▶ **WHAT IS EXPECTED**
Across the data below, how many lines hold "title"? Answer with that number and nothing else.

## START RECORDS SUPPLIED

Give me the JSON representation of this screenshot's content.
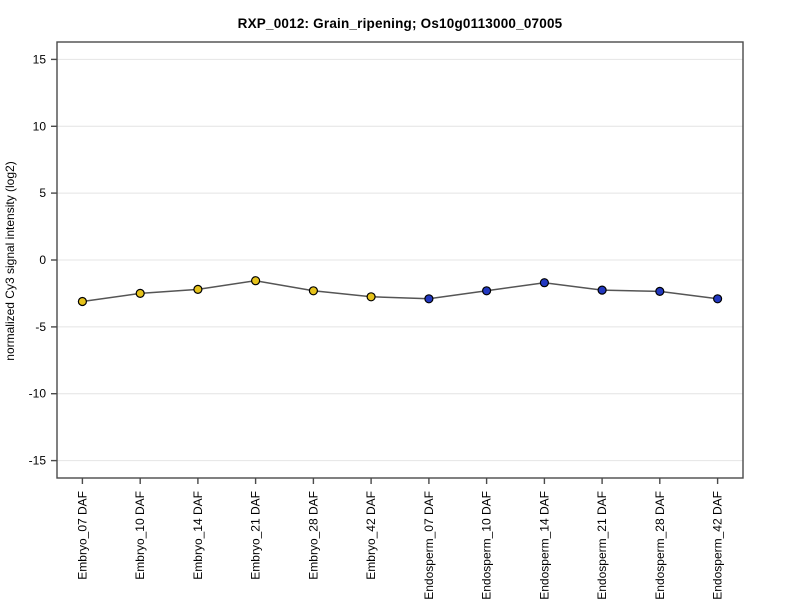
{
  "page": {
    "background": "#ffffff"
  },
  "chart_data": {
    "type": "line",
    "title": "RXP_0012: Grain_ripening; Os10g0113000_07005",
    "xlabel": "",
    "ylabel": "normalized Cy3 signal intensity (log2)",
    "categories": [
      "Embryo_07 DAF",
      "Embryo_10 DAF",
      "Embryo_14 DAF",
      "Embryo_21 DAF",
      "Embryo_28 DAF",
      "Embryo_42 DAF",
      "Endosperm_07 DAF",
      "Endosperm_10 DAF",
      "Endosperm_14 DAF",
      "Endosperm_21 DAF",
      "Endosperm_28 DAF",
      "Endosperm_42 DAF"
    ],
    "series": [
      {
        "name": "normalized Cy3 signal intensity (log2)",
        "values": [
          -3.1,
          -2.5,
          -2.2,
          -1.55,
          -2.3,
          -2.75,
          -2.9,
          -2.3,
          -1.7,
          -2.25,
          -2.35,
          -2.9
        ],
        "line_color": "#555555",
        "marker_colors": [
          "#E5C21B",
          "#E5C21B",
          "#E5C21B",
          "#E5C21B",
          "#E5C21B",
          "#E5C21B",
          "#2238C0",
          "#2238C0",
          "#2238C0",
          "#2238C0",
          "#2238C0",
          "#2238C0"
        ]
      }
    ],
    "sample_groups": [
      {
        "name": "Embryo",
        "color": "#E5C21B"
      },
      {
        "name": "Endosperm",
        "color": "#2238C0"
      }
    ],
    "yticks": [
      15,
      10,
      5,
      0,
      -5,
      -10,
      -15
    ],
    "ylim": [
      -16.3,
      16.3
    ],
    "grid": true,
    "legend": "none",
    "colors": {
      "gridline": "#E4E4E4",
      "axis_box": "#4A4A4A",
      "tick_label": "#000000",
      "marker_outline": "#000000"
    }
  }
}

## END RECORDS SUPPLIED
## START RECORDS SUPPLIED

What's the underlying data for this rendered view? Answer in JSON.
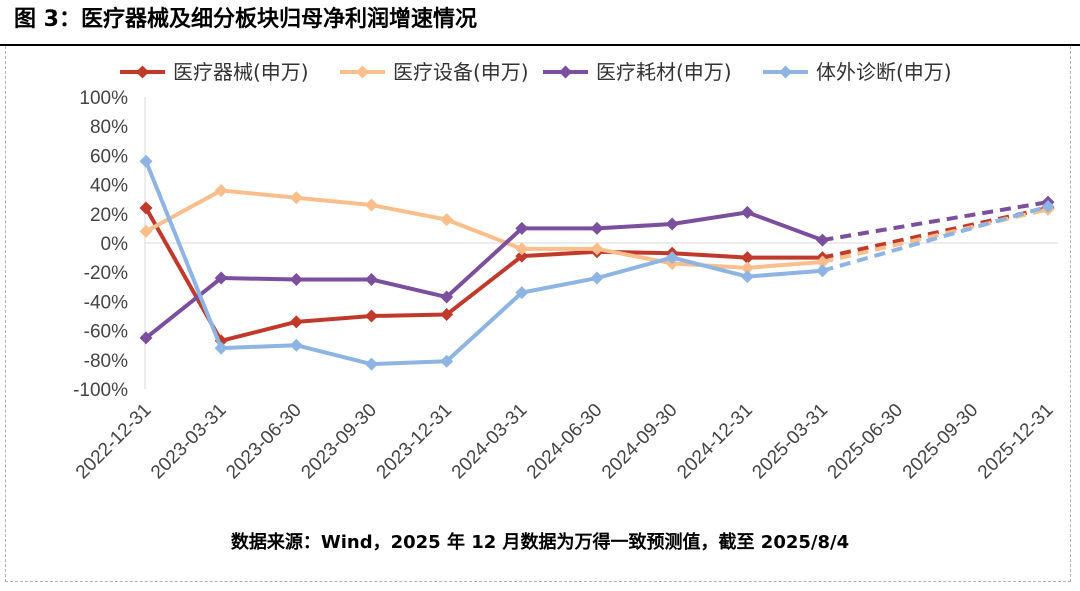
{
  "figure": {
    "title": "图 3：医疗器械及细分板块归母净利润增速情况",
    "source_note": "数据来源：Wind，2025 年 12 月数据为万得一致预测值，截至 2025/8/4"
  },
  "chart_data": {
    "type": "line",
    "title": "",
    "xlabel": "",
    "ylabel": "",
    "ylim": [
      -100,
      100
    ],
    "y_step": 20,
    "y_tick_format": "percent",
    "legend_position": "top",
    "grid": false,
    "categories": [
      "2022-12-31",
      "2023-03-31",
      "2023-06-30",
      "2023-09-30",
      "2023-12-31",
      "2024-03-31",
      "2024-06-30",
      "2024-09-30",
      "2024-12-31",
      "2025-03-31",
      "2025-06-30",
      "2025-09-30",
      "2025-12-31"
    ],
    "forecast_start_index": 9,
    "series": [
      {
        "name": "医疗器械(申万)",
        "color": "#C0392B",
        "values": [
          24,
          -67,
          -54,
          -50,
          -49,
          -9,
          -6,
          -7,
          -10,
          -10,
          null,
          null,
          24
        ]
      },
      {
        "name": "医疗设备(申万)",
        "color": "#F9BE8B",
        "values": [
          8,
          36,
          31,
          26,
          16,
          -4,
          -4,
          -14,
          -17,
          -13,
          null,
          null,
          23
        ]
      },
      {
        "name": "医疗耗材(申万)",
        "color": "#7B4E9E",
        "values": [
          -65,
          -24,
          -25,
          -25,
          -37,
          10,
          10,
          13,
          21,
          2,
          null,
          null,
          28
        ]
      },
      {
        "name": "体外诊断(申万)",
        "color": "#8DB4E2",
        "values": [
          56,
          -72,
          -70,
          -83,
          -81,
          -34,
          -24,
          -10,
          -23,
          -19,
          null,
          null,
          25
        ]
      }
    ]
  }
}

## END RECORDS SUPPLIED
## START RECORDS SUPPLIED

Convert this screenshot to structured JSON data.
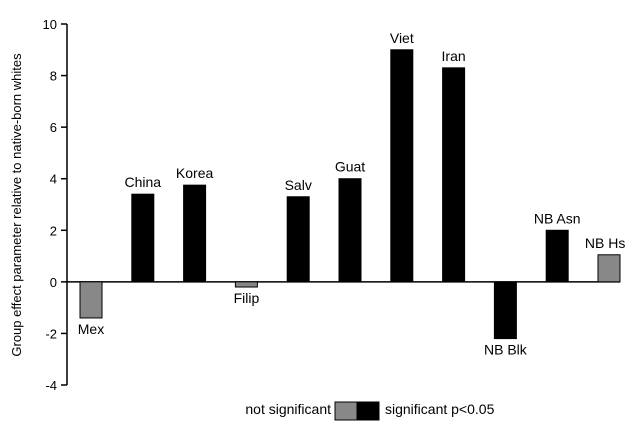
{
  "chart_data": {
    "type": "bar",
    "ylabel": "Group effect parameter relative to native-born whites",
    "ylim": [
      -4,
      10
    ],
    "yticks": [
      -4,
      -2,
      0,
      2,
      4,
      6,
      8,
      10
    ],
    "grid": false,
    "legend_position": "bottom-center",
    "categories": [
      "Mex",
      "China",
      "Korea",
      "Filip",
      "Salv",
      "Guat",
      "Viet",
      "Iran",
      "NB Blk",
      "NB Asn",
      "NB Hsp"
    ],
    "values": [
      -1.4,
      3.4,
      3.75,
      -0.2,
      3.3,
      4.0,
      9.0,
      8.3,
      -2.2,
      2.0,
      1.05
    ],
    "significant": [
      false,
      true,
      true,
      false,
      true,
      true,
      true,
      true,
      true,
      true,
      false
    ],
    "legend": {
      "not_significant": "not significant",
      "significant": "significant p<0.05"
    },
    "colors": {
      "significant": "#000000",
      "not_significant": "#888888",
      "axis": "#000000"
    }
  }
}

## END RECORDS SUPPLIED

▶ **FINISHED ANSWER**
3